# start of Dataset content

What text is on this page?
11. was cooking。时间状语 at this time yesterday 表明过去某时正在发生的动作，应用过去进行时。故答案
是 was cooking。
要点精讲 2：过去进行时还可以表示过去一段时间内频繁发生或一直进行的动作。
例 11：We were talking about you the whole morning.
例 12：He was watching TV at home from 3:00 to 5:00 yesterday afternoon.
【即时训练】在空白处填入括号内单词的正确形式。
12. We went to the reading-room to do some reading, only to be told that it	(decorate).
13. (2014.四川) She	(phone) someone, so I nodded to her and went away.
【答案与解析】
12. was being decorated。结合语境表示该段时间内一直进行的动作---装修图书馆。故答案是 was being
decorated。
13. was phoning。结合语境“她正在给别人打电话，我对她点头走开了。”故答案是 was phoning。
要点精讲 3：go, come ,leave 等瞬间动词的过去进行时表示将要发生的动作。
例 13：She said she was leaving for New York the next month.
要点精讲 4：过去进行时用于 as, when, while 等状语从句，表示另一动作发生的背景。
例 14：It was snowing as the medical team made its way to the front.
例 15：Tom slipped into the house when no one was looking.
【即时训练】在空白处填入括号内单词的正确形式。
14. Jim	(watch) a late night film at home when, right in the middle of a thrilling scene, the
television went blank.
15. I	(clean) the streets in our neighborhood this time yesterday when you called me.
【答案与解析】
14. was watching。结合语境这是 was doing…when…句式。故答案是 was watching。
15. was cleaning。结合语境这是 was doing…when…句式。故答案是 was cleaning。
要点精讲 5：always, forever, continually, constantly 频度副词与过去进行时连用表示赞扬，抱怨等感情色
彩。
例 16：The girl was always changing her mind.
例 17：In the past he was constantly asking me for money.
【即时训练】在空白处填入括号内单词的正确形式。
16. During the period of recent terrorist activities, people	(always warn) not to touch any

# end of Dataset content

Work to complete:
Scan the material for lines with the word "watching", and copy each line you find.

Answer to the exercise:
例 12：He was watching TV at home from 3:00 to 5:00 yesterday afternoon.
14. was watching。结合语境这是 was doing…when…句式。故答案是 was watching。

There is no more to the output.